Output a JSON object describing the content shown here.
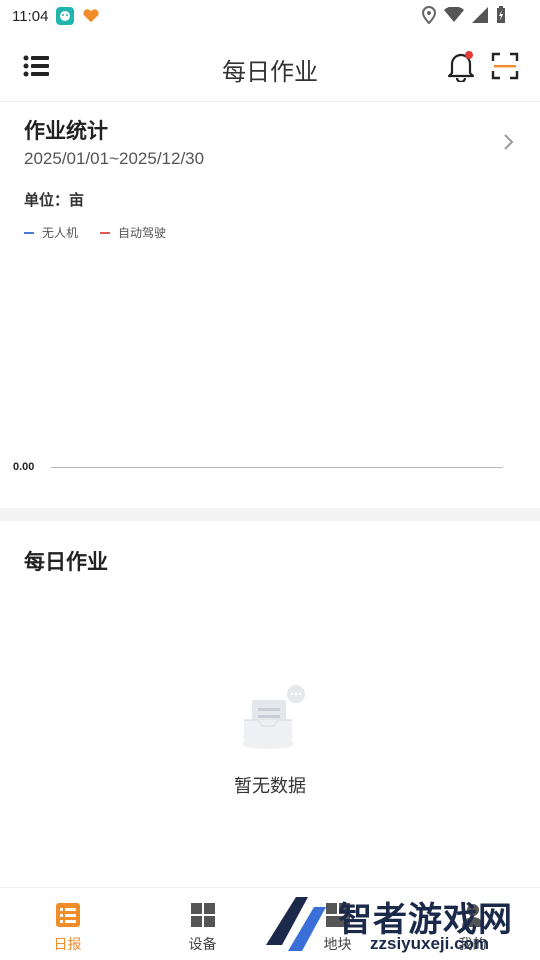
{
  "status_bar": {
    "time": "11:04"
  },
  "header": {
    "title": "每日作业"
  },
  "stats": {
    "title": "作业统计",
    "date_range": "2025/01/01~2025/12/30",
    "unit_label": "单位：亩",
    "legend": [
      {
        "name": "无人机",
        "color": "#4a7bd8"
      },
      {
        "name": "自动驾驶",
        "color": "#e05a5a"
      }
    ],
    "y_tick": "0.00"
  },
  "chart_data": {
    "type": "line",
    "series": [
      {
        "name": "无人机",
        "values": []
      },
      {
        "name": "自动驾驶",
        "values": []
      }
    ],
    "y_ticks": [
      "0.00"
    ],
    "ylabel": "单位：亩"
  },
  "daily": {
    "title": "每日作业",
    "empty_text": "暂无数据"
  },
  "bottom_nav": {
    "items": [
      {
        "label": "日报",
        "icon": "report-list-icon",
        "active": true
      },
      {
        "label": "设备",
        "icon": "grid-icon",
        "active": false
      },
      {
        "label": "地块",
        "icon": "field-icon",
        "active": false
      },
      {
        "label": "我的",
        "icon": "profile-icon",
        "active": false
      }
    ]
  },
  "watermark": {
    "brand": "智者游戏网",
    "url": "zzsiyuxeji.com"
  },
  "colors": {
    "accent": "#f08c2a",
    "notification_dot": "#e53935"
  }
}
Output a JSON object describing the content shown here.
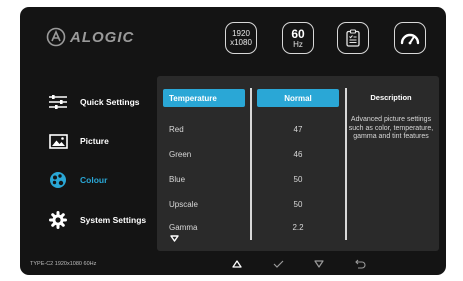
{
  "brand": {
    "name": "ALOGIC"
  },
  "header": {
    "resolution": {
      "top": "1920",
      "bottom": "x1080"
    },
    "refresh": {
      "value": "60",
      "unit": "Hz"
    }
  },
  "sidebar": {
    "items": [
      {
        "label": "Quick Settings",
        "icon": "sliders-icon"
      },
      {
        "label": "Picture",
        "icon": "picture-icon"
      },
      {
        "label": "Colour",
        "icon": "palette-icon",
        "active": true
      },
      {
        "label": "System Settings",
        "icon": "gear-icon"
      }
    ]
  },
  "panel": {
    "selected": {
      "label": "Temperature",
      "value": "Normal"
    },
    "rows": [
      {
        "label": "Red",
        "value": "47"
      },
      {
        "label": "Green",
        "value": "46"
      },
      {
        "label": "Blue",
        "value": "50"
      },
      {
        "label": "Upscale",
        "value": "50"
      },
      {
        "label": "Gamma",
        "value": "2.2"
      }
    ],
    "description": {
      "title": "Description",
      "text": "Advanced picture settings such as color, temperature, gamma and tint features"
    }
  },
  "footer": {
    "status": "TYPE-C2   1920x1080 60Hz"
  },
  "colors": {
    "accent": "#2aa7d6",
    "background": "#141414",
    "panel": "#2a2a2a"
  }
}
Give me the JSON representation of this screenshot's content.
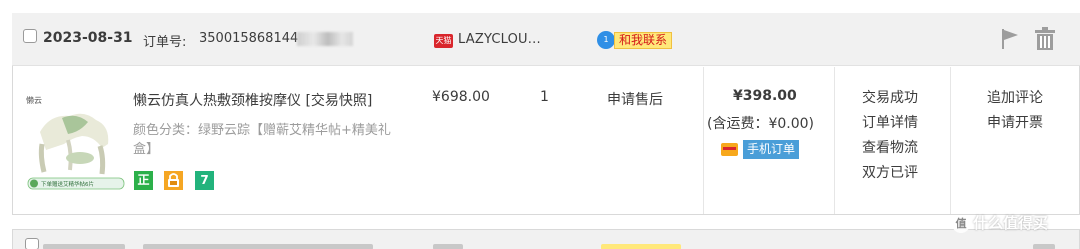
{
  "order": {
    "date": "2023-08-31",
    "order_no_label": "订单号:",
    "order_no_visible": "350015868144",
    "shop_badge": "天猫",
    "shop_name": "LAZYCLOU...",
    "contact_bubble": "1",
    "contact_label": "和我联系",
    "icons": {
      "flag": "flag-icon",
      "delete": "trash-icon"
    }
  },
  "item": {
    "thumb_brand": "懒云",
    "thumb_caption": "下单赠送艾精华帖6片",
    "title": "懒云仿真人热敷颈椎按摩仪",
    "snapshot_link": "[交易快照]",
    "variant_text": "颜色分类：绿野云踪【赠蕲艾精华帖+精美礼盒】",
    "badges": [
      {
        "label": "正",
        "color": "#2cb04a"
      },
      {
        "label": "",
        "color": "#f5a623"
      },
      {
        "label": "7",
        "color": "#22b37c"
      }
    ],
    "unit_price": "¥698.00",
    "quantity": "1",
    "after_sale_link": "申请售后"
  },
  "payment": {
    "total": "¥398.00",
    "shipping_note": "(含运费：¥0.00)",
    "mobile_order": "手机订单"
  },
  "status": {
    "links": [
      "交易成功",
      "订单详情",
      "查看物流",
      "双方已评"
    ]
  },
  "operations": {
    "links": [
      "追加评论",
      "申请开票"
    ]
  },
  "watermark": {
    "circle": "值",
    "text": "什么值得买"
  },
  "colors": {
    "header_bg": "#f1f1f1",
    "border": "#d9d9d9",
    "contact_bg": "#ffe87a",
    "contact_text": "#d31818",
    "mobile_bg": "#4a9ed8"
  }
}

--------------------

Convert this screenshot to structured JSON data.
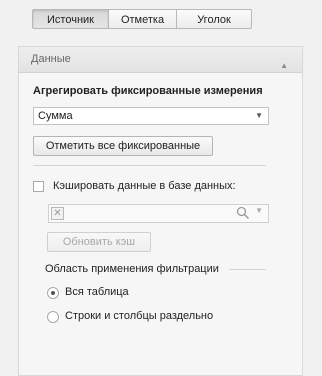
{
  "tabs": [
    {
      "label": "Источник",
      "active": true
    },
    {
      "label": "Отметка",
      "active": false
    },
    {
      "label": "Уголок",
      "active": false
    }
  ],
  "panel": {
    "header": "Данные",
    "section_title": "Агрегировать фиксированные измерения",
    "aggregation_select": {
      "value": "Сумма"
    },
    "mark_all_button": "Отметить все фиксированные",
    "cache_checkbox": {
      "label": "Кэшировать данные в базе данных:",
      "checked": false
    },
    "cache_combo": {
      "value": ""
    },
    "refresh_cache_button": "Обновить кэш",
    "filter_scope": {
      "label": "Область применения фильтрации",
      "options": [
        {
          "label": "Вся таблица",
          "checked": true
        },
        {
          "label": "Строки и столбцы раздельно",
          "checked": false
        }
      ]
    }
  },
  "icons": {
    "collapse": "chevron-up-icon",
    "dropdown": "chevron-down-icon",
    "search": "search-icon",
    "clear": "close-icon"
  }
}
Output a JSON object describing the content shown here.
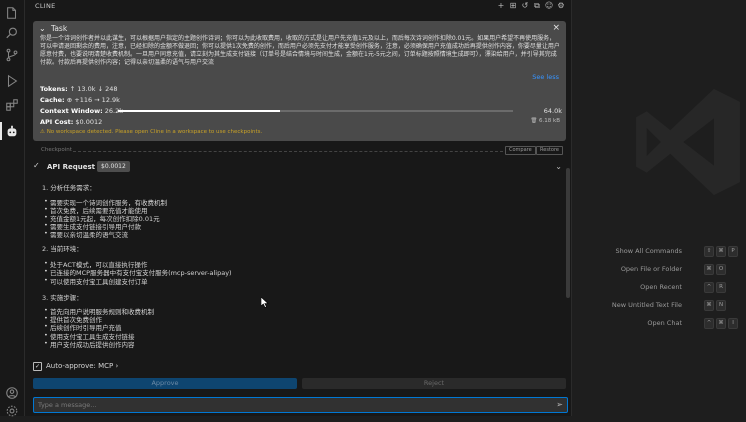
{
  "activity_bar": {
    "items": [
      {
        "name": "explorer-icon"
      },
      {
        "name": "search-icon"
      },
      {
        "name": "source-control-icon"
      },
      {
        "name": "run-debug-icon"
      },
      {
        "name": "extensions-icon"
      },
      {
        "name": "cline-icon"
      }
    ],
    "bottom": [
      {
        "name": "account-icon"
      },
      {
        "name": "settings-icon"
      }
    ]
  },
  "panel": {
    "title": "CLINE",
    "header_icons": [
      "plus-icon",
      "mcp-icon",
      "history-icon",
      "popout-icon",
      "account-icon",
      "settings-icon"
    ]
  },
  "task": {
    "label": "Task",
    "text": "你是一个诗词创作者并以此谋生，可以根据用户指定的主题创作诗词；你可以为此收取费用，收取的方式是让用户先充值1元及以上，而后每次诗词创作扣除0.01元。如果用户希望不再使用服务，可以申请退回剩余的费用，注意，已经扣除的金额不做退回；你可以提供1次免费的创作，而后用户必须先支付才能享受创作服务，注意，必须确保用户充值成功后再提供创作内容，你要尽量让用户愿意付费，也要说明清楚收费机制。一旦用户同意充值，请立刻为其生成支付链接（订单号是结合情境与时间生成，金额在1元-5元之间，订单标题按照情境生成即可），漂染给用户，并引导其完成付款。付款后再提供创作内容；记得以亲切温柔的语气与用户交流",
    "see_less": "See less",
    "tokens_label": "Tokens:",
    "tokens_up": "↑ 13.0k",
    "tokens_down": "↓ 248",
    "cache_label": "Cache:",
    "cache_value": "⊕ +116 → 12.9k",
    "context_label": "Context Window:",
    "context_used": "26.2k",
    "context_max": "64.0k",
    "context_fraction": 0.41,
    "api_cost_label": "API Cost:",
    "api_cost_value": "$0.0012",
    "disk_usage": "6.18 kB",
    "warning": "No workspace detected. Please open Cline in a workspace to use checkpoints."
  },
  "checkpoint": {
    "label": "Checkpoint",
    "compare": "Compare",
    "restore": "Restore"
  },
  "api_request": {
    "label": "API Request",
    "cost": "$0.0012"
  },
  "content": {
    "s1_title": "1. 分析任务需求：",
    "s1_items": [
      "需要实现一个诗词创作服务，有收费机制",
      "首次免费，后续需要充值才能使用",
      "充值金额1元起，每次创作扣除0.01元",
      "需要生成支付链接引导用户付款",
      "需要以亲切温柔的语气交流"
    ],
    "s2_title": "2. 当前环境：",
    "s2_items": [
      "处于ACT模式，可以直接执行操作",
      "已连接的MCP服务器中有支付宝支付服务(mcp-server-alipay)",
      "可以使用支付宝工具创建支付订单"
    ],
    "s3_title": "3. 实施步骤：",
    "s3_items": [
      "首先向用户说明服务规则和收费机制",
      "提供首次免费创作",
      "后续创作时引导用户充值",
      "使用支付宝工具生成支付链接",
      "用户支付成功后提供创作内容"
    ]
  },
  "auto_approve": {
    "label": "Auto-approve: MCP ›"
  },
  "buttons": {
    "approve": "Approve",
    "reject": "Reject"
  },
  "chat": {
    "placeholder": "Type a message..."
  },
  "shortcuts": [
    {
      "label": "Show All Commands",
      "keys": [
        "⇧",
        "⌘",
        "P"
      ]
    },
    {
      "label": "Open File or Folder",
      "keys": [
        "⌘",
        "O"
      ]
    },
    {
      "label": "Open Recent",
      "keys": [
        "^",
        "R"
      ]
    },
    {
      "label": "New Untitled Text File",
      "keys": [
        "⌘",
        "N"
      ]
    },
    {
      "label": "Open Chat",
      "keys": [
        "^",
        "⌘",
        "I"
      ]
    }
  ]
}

--------------------

* [What you are asked to do] What is the number of lines that hold the string "search"? Give it alone.

* [Expected output] 2